• [REQUEST]: Count every line in the entries that follow where the word "JSON" appears, then state only the total.

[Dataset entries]
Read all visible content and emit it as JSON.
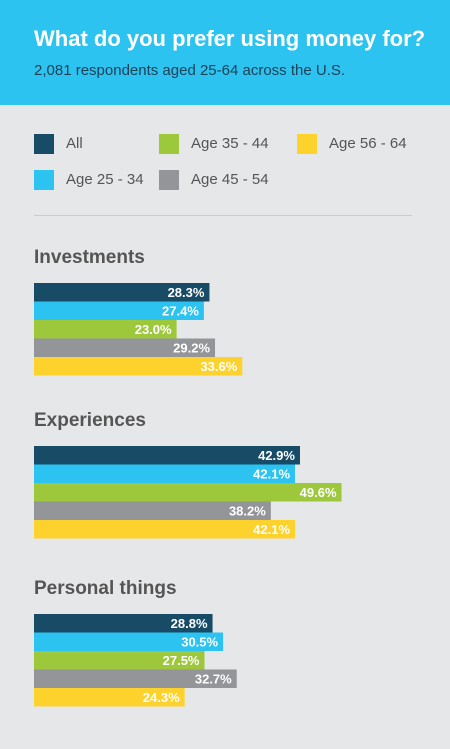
{
  "header": {
    "title": "What do you prefer using money for?",
    "subtitle": "2,081 respondents aged 25-64 across the U.S."
  },
  "chart_data": {
    "type": "bar",
    "orientation": "horizontal",
    "title": "What do you prefer using money for?",
    "subtitle": "2,081 respondents aged 25-64 across the U.S.",
    "categories": [
      "Investments",
      "Experiences",
      "Personal things"
    ],
    "series": [
      {
        "name": "All",
        "color": "#174b66",
        "values": [
          28.3,
          42.9,
          28.8
        ],
        "labels": [
          "28.3%",
          "42.9%",
          "28.8%"
        ]
      },
      {
        "name": "Age 25 - 34",
        "color": "#2cc3f1",
        "values": [
          27.4,
          42.1,
          30.5
        ],
        "labels": [
          "27.4%",
          "42.1%",
          "30.5%"
        ]
      },
      {
        "name": "Age 35 - 44",
        "color": "#9dc83b",
        "values": [
          23.0,
          49.6,
          27.5
        ],
        "labels": [
          "23.0%",
          "49.6%",
          "27.5%"
        ]
      },
      {
        "name": "Age 45 - 54",
        "color": "#939598",
        "values": [
          29.2,
          38.2,
          32.7
        ],
        "labels": [
          "29.2%",
          "38.2%",
          "32.7%"
        ]
      },
      {
        "name": "Age 56 - 64",
        "color": "#fdd22c",
        "values": [
          33.6,
          42.1,
          24.3
        ],
        "labels": [
          "33.6%",
          "42.1%",
          "24.3%"
        ]
      }
    ],
    "grid": false,
    "legend_position": "top"
  }
}
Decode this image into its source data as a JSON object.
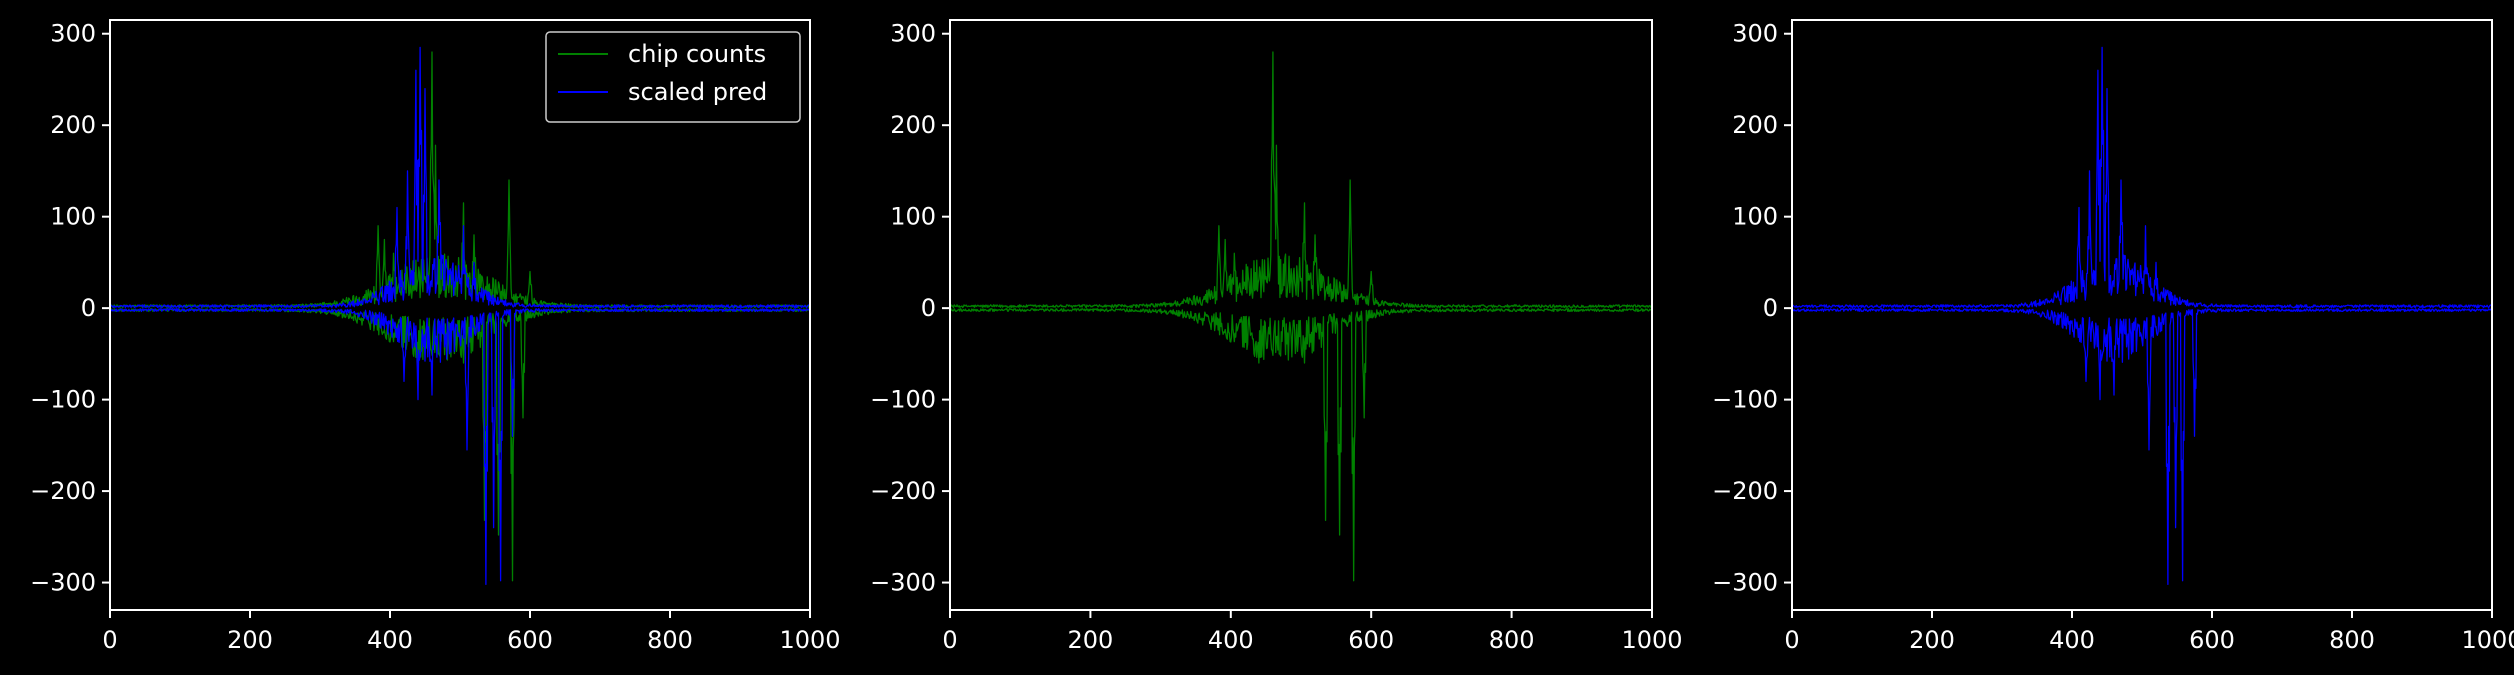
{
  "figure": {
    "background": "#000000",
    "foreground": "#ffffff"
  },
  "chart_data": [
    {
      "type": "line",
      "panel": 1,
      "xlim": [
        0,
        1000
      ],
      "ylim": [
        -330,
        315
      ],
      "x_ticks": [
        "0",
        "200",
        "400",
        "600",
        "800",
        "1000"
      ],
      "y_ticks": [
        "300",
        "200",
        "100",
        "0",
        "−100",
        "−200",
        "−300"
      ],
      "legend": {
        "position": "top-right",
        "entries": [
          {
            "label": "chip counts",
            "color": "#008000"
          },
          {
            "label": "scaled pred",
            "color": "#0000ff"
          }
        ]
      },
      "series": [
        {
          "name": "chip counts",
          "color": "#008000",
          "style": "signed-noise",
          "center": 470,
          "width": 95,
          "x": [
            0,
            1000
          ],
          "upper_peaks": [
            [
              383,
              90
            ],
            [
              392,
              75
            ],
            [
              405,
              60
            ],
            [
              460,
              280
            ],
            [
              465,
              178
            ],
            [
              505,
              115
            ],
            [
              520,
              80
            ],
            [
              570,
              140
            ],
            [
              600,
              40
            ]
          ],
          "lower_peaks": [
            [
              395,
              -30
            ],
            [
              440,
              -60
            ],
            [
              505,
              -60
            ],
            [
              535,
              -232
            ],
            [
              555,
              -248
            ],
            [
              575,
              -298
            ],
            [
              590,
              -120
            ]
          ]
        },
        {
          "name": "scaled pred",
          "color": "#0000ff",
          "style": "signed-noise",
          "center": 460,
          "width": 70,
          "x": [
            0,
            1000
          ],
          "upper_peaks": [
            [
              410,
              110
            ],
            [
              425,
              150
            ],
            [
              437,
              260
            ],
            [
              443,
              285
            ],
            [
              450,
              240
            ],
            [
              470,
              140
            ],
            [
              505,
              90
            ],
            [
              520,
              50
            ]
          ],
          "lower_peaks": [
            [
              420,
              -80
            ],
            [
              440,
              -100
            ],
            [
              460,
              -95
            ],
            [
              510,
              -155
            ],
            [
              537,
              -302
            ],
            [
              548,
              -240
            ],
            [
              558,
              -298
            ],
            [
              575,
              -140
            ]
          ]
        }
      ]
    },
    {
      "type": "line",
      "panel": 2,
      "xlim": [
        0,
        1000
      ],
      "ylim": [
        -330,
        315
      ],
      "x_ticks": [
        "0",
        "200",
        "400",
        "600",
        "800",
        "1000"
      ],
      "y_ticks": [
        "300",
        "200",
        "100",
        "0",
        "−100",
        "−200",
        "−300"
      ],
      "series": [
        {
          "name": "chip counts",
          "color": "#008000",
          "style": "signed-noise",
          "center": 470,
          "width": 95,
          "x": [
            0,
            1000
          ],
          "upper_peaks": [
            [
              383,
              90
            ],
            [
              392,
              75
            ],
            [
              405,
              60
            ],
            [
              460,
              280
            ],
            [
              465,
              178
            ],
            [
              505,
              115
            ],
            [
              520,
              80
            ],
            [
              570,
              140
            ],
            [
              600,
              40
            ]
          ],
          "lower_peaks": [
            [
              395,
              -30
            ],
            [
              440,
              -60
            ],
            [
              505,
              -60
            ],
            [
              535,
              -232
            ],
            [
              555,
              -248
            ],
            [
              575,
              -298
            ],
            [
              590,
              -120
            ]
          ]
        }
      ]
    },
    {
      "type": "line",
      "panel": 3,
      "xlim": [
        0,
        1000
      ],
      "ylim": [
        -330,
        315
      ],
      "x_ticks": [
        "0",
        "200",
        "400",
        "600",
        "800",
        "1000"
      ],
      "y_ticks": [
        "300",
        "200",
        "100",
        "0",
        "−100",
        "−200",
        "−300"
      ],
      "series": [
        {
          "name": "scaled pred",
          "color": "#0000ff",
          "style": "signed-noise",
          "center": 460,
          "width": 70,
          "x": [
            0,
            1000
          ],
          "upper_peaks": [
            [
              410,
              110
            ],
            [
              425,
              150
            ],
            [
              437,
              260
            ],
            [
              443,
              285
            ],
            [
              450,
              240
            ],
            [
              470,
              140
            ],
            [
              505,
              90
            ],
            [
              520,
              50
            ]
          ],
          "lower_peaks": [
            [
              420,
              -80
            ],
            [
              440,
              -100
            ],
            [
              460,
              -95
            ],
            [
              510,
              -155
            ],
            [
              537,
              -302
            ],
            [
              548,
              -240
            ],
            [
              558,
              -298
            ],
            [
              575,
              -140
            ]
          ]
        }
      ]
    }
  ]
}
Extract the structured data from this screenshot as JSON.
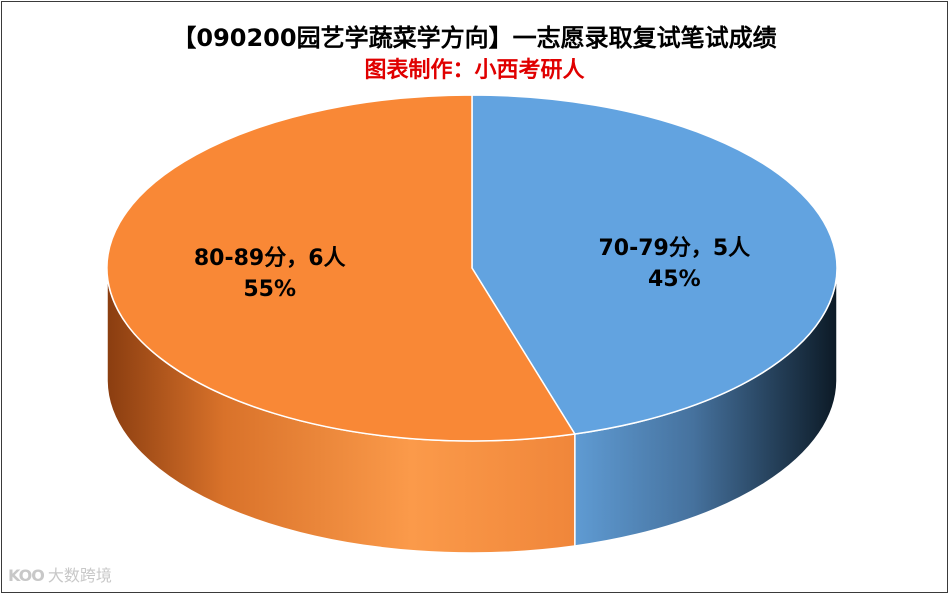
{
  "title": "【090200园艺学蔬菜学方向】一志愿录取复试笔试成绩",
  "subtitle": "图表制作：小西考研人",
  "watermark": {
    "logo": "KOO",
    "text": "大数跨境"
  },
  "chart_data": {
    "type": "pie",
    "title": "【090200园艺学蔬菜学方向】一志愿录取复试笔试成绩",
    "subtitle": "图表制作：小西考研人",
    "style": "3d",
    "slices": [
      {
        "label": "70-79分",
        "value": 5,
        "percent": "45%",
        "data_label": "70-79分，5人",
        "color": "#62a3e0"
      },
      {
        "label": "80-89分",
        "value": 6,
        "percent": "55%",
        "data_label": "80-89分，6人",
        "color": "#f98836"
      }
    ]
  }
}
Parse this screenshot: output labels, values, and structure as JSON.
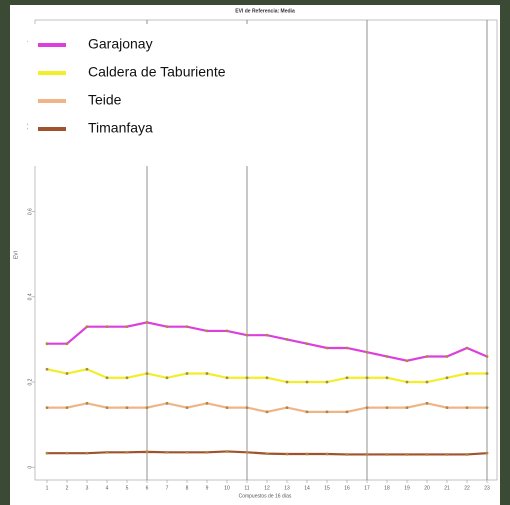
{
  "chart_data": {
    "type": "line",
    "title": "EVI de Referencia: Media",
    "xlabel": "Compuestos de 16 días",
    "ylabel": "EVI",
    "x": [
      1,
      2,
      3,
      4,
      5,
      6,
      7,
      8,
      9,
      10,
      11,
      12,
      13,
      14,
      15,
      16,
      17,
      18,
      19,
      20,
      21,
      22,
      23
    ],
    "xlim": [
      0.4,
      23.5
    ],
    "xticks": [
      1,
      2,
      3,
      4,
      5,
      6,
      7,
      8,
      9,
      10,
      11,
      12,
      13,
      14,
      15,
      16,
      17,
      18,
      19,
      20,
      21,
      22,
      23
    ],
    "ylim": [
      -0.03,
      1.05
    ],
    "yticks": [
      0,
      0.2,
      0.4,
      0.6,
      0.8,
      1
    ],
    "vlines": [
      6,
      11,
      17,
      23
    ],
    "legend": "upper left",
    "series": [
      {
        "name": "Garajonay",
        "color": "#dd3fdd",
        "values": [
          0.29,
          0.29,
          0.33,
          0.33,
          0.33,
          0.34,
          0.33,
          0.33,
          0.32,
          0.32,
          0.31,
          0.31,
          0.3,
          0.29,
          0.28,
          0.28,
          0.27,
          0.26,
          0.25,
          0.26,
          0.26,
          0.28,
          0.26
        ]
      },
      {
        "name": "Caldera de Taburiente",
        "color": "#f2ee2a",
        "values": [
          0.23,
          0.22,
          0.23,
          0.21,
          0.21,
          0.22,
          0.21,
          0.22,
          0.22,
          0.21,
          0.21,
          0.21,
          0.2,
          0.2,
          0.2,
          0.21,
          0.21,
          0.21,
          0.2,
          0.2,
          0.21,
          0.22,
          0.22
        ]
      },
      {
        "name": "Teide",
        "color": "#f0b488",
        "values": [
          0.14,
          0.14,
          0.15,
          0.14,
          0.14,
          0.14,
          0.15,
          0.14,
          0.15,
          0.14,
          0.14,
          0.13,
          0.14,
          0.13,
          0.13,
          0.13,
          0.14,
          0.14,
          0.14,
          0.15,
          0.14,
          0.14,
          0.14
        ]
      },
      {
        "name": "Timanfaya",
        "color": "#a0522d",
        "values": [
          0.033,
          0.033,
          0.033,
          0.035,
          0.035,
          0.036,
          0.035,
          0.035,
          0.035,
          0.037,
          0.035,
          0.032,
          0.031,
          0.031,
          0.031,
          0.03,
          0.03,
          0.03,
          0.03,
          0.03,
          0.03,
          0.03,
          0.033
        ]
      }
    ]
  }
}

• [EXPECTED ANSWER]: 4